##### Dataset excerpts

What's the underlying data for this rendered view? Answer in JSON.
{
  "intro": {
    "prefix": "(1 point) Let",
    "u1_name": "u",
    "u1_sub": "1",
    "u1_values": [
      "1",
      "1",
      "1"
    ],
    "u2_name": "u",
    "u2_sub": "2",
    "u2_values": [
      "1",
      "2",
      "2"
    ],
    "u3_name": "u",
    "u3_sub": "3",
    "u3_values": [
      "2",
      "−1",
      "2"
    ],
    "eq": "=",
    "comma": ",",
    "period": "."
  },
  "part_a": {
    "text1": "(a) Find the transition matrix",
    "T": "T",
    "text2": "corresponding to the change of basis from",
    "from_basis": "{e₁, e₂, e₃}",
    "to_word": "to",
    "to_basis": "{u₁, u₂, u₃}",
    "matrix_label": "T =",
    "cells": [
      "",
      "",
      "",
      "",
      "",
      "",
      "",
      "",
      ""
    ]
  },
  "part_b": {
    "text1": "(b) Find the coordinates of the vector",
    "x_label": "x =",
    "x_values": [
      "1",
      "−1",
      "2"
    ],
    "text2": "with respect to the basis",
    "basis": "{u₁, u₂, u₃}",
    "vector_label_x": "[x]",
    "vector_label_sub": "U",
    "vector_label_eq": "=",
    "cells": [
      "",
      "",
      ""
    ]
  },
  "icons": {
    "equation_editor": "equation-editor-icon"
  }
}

##########

**Problem to work on**. Type out all of the material again, word for word.

**Output for this task**.
What's the underlying data for this rendered view? Answer in JSON.
{
  "intro": {
    "prefix": "(1 point) Let",
    "u1_name": "u",
    "u1_sub": "1",
    "u1_values": [
      "1",
      "1",
      "1"
    ],
    "u2_name": "u",
    "u2_sub": "2",
    "u2_values": [
      "1",
      "2",
      "2"
    ],
    "u3_name": "u",
    "u3_sub": "3",
    "u3_values": [
      "2",
      "−1",
      "2"
    ],
    "eq": "=",
    "comma": ",",
    "period": "."
  },
  "part_a": {
    "text1": "(a) Find the transition matrix",
    "T": "T",
    "text2": "corresponding to the change of basis from",
    "from_basis": "{e₁, e₂, e₃}",
    "to_word": "to",
    "to_basis": "{u₁, u₂, u₃}",
    "matrix_label": "T =",
    "cells": [
      "",
      "",
      "",
      "",
      "",
      "",
      "",
      "",
      ""
    ]
  },
  "part_b": {
    "text1": "(b) Find the coordinates of the vector",
    "x_label": "x =",
    "x_values": [
      "1",
      "−1",
      "2"
    ],
    "text2": "with respect to the basis",
    "basis": "{u₁, u₂, u₃}",
    "vector_label_x": "[x]",
    "vector_label_sub": "U",
    "vector_label_eq": "=",
    "cells": [
      "",
      "",
      ""
    ]
  },
  "icons": {
    "equation_editor": "equation-editor-icon"
  }
}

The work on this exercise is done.